Spatial layout data
————

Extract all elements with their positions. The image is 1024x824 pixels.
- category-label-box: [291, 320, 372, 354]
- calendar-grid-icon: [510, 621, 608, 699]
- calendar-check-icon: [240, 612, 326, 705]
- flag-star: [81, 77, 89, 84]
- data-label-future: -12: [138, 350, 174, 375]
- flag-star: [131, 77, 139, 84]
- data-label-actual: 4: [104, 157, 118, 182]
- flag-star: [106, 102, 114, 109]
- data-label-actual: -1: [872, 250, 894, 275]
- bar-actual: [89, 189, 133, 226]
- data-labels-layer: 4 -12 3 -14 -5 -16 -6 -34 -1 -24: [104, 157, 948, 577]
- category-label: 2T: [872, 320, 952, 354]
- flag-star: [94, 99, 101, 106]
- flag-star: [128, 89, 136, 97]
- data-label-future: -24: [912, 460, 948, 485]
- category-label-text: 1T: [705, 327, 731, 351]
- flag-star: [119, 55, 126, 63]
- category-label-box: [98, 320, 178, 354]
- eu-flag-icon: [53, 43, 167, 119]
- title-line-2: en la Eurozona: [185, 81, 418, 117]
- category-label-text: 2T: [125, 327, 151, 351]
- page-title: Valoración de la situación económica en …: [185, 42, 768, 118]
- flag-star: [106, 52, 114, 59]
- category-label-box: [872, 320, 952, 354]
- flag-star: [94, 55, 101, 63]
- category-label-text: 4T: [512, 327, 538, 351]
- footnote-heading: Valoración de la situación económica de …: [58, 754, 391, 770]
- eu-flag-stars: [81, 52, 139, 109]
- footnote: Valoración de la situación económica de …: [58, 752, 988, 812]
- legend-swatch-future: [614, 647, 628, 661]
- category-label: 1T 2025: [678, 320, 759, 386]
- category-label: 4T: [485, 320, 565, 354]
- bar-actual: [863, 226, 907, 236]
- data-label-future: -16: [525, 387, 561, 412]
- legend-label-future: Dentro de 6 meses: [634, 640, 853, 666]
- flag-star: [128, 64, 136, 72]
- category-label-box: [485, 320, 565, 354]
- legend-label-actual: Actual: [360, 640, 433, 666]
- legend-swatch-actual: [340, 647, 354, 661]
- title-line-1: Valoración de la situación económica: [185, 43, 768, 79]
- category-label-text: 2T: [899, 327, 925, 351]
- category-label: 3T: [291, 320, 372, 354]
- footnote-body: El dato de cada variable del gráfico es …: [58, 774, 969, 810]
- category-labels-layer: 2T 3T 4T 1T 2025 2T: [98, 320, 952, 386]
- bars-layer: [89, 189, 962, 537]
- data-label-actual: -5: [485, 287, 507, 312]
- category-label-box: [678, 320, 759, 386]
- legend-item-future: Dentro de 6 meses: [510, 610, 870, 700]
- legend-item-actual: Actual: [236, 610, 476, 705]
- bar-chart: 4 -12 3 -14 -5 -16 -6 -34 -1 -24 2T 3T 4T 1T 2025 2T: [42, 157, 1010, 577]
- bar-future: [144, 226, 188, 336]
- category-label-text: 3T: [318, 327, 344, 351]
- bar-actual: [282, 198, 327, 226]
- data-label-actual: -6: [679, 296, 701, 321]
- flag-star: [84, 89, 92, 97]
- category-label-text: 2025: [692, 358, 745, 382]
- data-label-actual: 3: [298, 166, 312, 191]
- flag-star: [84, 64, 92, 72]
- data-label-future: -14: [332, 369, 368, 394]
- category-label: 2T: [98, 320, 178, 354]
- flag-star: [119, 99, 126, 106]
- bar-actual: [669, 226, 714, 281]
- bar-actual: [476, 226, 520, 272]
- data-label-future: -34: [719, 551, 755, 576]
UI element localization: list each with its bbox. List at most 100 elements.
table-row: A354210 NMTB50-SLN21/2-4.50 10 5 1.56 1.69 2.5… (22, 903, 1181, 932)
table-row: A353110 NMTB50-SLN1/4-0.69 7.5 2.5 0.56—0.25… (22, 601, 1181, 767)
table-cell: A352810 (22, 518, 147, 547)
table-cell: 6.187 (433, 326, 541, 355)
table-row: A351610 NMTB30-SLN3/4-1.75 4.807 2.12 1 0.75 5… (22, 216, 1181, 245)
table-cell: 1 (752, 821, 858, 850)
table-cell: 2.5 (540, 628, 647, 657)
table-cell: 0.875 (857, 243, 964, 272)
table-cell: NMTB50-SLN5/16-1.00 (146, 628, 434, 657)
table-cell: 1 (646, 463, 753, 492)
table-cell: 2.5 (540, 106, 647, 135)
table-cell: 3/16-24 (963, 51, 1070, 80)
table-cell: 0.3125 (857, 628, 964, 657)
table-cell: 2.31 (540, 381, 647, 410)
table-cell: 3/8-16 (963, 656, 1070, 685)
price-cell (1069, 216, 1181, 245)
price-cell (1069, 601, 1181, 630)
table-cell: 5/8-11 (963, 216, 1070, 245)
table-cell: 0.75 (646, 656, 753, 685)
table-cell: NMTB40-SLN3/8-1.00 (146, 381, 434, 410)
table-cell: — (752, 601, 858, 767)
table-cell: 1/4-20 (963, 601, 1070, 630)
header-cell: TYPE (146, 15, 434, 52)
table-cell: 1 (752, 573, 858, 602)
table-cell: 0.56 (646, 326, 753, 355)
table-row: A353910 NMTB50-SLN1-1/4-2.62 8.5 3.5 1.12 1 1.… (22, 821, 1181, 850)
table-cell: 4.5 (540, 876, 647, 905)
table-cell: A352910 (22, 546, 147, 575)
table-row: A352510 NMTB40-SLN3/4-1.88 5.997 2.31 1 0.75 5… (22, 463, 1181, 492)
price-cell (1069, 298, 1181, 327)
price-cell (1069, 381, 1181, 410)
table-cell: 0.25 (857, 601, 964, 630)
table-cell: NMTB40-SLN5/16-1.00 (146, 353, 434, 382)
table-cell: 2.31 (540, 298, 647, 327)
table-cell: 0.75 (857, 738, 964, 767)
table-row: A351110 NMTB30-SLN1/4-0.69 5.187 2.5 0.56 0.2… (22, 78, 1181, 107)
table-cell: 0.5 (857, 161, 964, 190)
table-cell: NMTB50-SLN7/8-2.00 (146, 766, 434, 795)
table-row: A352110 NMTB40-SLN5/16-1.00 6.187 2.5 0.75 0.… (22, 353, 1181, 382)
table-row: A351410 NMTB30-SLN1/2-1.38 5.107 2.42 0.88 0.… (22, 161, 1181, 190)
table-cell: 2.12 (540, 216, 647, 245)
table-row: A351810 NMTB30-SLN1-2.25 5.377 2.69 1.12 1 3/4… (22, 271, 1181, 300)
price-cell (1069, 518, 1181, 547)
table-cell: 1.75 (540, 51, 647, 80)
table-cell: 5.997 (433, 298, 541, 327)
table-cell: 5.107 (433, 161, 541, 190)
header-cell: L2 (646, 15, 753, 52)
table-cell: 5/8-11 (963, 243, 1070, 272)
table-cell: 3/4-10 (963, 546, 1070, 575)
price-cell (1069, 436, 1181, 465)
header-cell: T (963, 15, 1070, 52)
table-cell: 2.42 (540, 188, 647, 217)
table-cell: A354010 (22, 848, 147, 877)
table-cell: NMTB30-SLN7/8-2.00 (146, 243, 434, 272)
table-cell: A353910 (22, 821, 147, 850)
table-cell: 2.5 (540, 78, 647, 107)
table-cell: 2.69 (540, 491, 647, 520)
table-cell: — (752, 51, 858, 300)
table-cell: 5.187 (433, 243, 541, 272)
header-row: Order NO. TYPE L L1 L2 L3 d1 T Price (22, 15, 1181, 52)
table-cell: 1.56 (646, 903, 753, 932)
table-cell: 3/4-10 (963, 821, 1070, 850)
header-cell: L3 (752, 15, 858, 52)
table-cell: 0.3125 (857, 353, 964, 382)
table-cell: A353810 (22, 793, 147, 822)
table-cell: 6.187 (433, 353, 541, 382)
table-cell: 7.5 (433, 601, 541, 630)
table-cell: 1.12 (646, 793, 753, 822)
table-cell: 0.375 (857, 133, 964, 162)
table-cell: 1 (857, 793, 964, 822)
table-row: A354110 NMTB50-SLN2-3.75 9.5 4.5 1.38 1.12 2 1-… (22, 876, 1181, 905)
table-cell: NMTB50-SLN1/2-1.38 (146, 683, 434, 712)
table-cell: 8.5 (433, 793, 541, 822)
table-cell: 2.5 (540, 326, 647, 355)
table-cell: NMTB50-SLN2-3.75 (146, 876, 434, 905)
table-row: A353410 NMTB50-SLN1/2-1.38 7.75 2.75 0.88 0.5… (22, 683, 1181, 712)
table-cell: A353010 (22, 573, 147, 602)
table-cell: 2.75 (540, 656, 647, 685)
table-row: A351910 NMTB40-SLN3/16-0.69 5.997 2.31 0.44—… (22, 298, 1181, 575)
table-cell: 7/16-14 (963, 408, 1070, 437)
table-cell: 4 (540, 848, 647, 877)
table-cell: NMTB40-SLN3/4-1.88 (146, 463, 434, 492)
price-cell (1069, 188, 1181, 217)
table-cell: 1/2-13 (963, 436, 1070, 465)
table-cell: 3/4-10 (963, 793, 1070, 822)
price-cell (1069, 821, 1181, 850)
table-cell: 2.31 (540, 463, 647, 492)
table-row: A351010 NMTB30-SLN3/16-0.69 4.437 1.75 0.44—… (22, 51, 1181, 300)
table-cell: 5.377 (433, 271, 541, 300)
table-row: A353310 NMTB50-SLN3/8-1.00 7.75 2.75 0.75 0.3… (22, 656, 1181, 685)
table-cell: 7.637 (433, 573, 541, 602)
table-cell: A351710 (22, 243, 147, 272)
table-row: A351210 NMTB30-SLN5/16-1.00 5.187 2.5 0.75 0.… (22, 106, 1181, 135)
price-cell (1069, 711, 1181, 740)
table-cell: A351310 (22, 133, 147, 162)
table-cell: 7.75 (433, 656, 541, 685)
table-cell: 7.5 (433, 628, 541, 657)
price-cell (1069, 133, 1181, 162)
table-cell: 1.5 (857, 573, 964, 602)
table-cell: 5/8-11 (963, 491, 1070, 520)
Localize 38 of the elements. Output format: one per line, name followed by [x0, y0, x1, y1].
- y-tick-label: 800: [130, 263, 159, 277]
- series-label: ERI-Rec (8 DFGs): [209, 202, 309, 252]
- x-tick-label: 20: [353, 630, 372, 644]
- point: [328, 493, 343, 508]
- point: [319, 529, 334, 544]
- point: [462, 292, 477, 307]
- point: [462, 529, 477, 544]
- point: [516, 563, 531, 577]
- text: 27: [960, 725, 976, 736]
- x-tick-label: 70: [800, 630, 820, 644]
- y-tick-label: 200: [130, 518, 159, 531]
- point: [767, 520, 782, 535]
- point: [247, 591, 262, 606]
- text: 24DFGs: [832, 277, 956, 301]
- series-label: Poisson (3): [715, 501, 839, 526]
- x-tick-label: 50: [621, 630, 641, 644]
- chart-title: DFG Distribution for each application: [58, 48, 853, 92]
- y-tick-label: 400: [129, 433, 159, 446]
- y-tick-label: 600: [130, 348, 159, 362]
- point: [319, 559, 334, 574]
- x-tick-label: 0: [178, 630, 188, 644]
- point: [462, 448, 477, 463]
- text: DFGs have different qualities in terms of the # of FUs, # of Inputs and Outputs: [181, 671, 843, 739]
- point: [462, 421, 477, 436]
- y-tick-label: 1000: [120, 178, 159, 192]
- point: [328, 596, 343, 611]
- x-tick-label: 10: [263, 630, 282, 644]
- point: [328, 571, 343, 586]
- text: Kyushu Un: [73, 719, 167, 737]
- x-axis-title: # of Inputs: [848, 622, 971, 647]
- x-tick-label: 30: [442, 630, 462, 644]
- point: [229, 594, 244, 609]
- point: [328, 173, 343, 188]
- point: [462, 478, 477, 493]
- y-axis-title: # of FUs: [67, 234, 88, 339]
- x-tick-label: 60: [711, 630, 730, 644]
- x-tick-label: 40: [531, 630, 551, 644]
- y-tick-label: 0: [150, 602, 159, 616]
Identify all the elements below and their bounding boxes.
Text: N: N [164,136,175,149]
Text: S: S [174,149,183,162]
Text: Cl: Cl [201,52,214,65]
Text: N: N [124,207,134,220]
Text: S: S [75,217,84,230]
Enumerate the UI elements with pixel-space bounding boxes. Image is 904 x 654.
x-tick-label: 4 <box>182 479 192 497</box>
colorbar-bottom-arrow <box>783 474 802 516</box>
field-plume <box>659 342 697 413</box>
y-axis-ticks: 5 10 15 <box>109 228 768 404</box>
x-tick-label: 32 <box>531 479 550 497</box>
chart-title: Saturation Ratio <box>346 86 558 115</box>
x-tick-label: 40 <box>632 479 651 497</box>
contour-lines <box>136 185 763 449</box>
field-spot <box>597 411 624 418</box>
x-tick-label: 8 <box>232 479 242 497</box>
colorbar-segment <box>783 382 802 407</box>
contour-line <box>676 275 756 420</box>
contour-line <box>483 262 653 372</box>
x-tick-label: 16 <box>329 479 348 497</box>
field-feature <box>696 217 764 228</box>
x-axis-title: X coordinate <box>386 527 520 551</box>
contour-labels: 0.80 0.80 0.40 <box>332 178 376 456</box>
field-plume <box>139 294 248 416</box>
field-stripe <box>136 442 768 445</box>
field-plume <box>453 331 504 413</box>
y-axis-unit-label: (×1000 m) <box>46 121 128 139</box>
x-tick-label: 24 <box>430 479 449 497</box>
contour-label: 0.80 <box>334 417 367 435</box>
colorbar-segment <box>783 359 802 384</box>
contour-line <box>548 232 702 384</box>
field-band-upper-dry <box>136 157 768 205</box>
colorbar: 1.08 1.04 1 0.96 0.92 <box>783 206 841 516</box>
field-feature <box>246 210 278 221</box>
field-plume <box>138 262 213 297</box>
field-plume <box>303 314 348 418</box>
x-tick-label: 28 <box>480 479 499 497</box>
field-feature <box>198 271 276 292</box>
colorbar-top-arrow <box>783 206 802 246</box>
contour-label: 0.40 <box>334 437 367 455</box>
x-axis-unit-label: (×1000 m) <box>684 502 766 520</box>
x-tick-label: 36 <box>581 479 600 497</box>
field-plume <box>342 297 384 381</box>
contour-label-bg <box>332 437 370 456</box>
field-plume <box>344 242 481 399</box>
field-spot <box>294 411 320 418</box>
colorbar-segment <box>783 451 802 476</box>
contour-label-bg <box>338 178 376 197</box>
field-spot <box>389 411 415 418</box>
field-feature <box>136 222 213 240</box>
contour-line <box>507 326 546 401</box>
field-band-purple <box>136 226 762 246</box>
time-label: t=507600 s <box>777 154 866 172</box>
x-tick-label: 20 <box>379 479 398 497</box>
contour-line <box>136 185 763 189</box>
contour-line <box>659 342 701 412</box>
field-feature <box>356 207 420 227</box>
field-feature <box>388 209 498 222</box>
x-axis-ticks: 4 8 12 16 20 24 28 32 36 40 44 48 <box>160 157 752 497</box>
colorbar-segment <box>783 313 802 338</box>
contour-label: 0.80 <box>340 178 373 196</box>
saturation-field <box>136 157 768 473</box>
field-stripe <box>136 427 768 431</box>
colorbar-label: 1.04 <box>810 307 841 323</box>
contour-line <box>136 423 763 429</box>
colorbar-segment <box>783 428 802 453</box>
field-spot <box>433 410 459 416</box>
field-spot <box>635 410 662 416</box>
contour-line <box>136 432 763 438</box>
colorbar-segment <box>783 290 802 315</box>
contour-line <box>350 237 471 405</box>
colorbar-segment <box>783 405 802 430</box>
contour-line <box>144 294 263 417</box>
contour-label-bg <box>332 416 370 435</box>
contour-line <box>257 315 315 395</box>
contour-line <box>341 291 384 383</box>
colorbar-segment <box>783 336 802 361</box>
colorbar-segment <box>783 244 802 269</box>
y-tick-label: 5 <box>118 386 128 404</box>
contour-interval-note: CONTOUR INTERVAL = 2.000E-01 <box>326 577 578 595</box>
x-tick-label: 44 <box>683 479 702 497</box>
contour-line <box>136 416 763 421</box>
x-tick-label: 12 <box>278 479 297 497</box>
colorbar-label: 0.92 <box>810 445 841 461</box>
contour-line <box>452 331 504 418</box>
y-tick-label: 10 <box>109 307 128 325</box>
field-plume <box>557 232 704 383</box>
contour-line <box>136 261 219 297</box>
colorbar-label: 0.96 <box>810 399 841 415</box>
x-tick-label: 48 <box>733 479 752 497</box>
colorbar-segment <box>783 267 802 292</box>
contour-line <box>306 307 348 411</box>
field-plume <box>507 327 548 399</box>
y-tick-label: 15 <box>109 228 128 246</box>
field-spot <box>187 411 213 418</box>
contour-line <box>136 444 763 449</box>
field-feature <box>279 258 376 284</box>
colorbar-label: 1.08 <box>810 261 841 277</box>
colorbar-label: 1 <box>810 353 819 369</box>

————

# [Instructions for the task]
Retype the lines word for word, from the first one through the line holding "- bars-layer: [89, 189, 962, 537]", inclusive.

# [Solution to this exercise]
Extract all elements with their positions. The image is 1024x824 pixels.
- category-label-box: [291, 320, 372, 354]
- calendar-grid-icon: [510, 621, 608, 699]
- calendar-check-icon: [240, 612, 326, 705]
- flag-star: [81, 77, 89, 84]
- data-label-future: -12: [138, 350, 174, 375]
- flag-star: [131, 77, 139, 84]
- data-label-actual: 4: [104, 157, 118, 182]
- flag-star: [106, 102, 114, 109]
- data-label-actual: -1: [872, 250, 894, 275]
- bar-actual: [89, 189, 133, 226]
- data-labels-layer: 4 -12 3 -14 -5 -16 -6 -34 -1 -24: [104, 157, 948, 577]
- category-label: 2T: [872, 320, 952, 354]
- flag-star: [94, 99, 101, 106]
- flag-star: [128, 89, 136, 97]
- data-label-future: -24: [912, 460, 948, 485]
- category-label-text: 1T: [705, 327, 731, 351]
- flag-star: [119, 55, 126, 63]
- category-label-box: [98, 320, 178, 354]
- eu-flag-icon: [53, 43, 167, 119]
- title-line-2: en la Eurozona: [185, 81, 418, 117]
- category-label-text: 2T: [125, 327, 151, 351]
- page-title: Valoración de la situación económica en …: [185, 42, 768, 118]
- flag-star: [106, 52, 114, 59]
- category-label-box: [872, 320, 952, 354]
- flag-star: [94, 55, 101, 63]
- category-label-text: 4T: [512, 327, 538, 351]
- footnote-heading: Valoración de la situación económica de …: [58, 754, 391, 770]
- eu-flag-stars: [81, 52, 139, 109]
- footnote: Valoración de la situación económica de …: [58, 752, 988, 812]
- legend-swatch-future: [614, 647, 628, 661]
- category-label: 1T 2025: [678, 320, 759, 386]
- category-label: 4T: [485, 320, 565, 354]
- bar-actual: [863, 226, 907, 236]
- data-label-future: -16: [525, 387, 561, 412]
- legend-label-future: Dentro de 6 meses: [634, 640, 853, 666]
- flag-star: [128, 64, 136, 72]
- category-label-box: [485, 320, 565, 354]
- legend-label-actual: Actual: [360, 640, 433, 666]
- legend-swatch-actual: [340, 647, 354, 661]
- title-line-1: Valoración de la situación económica: [185, 43, 768, 79]
- category-label-text: 2T: [899, 327, 925, 351]
- category-label: 3T: [291, 320, 372, 354]
- footnote-body: El dato de cada variable del gráfico es …: [58, 774, 969, 810]
- category-labels-layer: 2T 3T 4T 1T 2025 2T: [98, 320, 952, 386]
- bars-layer: [89, 189, 962, 537]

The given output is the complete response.